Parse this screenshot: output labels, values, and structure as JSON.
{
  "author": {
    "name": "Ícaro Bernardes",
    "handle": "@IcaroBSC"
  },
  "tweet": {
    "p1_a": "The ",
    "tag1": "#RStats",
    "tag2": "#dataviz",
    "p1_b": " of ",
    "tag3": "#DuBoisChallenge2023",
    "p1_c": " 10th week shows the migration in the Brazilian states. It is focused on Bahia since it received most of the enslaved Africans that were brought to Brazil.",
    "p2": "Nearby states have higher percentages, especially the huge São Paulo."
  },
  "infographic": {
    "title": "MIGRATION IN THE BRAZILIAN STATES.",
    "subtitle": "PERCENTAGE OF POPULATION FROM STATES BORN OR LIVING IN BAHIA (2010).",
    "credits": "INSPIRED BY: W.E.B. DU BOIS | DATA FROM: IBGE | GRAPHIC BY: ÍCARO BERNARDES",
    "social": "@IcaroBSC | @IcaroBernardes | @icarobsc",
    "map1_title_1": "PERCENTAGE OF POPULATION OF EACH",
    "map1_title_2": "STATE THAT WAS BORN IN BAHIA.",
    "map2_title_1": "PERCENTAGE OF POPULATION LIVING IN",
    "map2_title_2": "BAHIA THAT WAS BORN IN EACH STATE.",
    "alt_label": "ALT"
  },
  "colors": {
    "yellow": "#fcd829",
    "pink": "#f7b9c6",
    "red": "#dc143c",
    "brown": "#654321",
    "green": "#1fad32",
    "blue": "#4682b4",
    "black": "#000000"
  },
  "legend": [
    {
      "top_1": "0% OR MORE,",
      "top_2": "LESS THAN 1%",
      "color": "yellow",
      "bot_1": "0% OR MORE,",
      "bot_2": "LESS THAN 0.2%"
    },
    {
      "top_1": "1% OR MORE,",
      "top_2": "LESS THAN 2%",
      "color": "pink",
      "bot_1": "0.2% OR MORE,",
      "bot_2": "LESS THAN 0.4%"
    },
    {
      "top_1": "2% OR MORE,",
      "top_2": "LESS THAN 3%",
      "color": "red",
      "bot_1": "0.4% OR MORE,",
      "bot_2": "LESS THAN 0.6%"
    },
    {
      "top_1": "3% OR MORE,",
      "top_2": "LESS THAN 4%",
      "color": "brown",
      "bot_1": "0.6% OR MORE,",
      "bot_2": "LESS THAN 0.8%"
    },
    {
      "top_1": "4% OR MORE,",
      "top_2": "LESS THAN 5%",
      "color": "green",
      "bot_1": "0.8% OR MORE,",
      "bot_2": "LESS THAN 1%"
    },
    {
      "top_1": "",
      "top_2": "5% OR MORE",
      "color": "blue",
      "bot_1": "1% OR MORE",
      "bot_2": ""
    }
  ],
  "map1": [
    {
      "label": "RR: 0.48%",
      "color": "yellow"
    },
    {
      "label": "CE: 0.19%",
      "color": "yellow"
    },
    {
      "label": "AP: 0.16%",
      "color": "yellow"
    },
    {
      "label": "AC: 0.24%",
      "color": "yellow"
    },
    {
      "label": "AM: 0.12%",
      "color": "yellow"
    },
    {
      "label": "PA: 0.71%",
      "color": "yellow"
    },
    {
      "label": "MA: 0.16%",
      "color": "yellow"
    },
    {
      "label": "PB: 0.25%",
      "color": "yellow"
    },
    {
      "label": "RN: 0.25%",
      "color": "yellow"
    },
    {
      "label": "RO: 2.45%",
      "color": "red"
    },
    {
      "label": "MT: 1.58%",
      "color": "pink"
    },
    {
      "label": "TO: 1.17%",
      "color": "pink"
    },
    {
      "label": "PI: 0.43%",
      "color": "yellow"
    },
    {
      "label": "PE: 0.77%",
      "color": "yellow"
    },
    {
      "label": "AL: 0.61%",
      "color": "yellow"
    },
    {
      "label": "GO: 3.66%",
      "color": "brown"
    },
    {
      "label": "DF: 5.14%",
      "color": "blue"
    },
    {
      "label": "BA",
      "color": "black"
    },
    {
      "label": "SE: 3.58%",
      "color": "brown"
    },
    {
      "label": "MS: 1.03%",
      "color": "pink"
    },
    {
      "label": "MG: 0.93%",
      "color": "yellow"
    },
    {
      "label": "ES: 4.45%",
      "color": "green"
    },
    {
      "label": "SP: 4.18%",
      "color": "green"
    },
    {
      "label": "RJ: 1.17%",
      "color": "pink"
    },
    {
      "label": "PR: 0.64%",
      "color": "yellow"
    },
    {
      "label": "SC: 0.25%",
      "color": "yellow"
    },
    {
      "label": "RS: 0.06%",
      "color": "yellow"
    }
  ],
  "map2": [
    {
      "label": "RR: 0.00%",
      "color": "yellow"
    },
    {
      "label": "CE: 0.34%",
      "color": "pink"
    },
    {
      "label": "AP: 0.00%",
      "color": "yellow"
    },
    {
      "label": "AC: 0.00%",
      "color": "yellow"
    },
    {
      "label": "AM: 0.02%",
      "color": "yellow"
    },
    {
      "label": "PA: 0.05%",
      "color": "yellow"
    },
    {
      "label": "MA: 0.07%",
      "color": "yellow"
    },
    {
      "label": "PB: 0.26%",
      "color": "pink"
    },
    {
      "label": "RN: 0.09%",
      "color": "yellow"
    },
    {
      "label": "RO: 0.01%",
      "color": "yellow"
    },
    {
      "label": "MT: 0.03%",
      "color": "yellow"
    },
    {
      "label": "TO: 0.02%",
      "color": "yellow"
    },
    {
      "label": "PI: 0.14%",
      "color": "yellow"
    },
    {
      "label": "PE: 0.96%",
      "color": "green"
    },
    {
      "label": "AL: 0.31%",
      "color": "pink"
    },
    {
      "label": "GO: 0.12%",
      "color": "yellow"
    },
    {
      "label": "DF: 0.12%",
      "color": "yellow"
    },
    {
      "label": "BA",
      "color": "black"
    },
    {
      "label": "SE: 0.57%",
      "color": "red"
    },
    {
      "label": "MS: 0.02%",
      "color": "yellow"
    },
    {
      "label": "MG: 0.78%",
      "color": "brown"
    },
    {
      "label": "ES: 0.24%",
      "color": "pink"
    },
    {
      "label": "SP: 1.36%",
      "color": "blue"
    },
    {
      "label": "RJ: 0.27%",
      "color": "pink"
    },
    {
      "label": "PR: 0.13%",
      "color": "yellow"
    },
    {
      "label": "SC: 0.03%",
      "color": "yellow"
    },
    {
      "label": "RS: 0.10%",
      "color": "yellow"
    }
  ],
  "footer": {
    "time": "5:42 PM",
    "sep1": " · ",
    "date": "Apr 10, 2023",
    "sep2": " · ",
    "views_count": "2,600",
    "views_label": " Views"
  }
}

## OBJECTIVE
Some lines of the data above may hold the word "LESS"; report how many do, and nothing else.

## ANSWER TO THE TASK
10